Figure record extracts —
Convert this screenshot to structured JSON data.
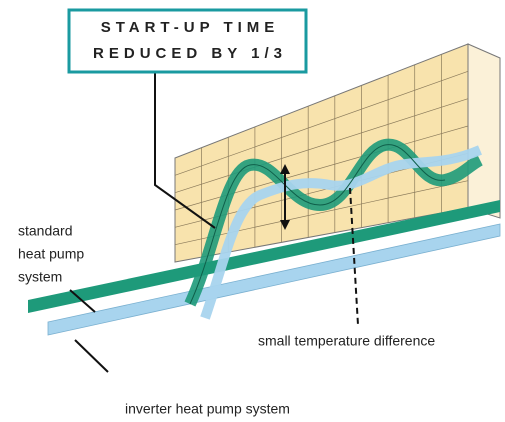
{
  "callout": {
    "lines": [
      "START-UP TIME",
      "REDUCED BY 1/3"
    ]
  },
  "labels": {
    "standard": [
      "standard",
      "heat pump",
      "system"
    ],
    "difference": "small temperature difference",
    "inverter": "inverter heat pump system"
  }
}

STATED GOAL — Transcribe the listing in full. Omit the pictures and keep every line exact.

TASK OUTPUT —
Convert this screenshot to structured JSON data.
{
  "callout": {
    "lines": [
      "START-UP TIME",
      "REDUCED BY 1/3"
    ]
  },
  "labels": {
    "standard": [
      "standard",
      "heat pump",
      "system"
    ],
    "difference": "small temperature difference",
    "inverter": "inverter heat pump system"
  }
}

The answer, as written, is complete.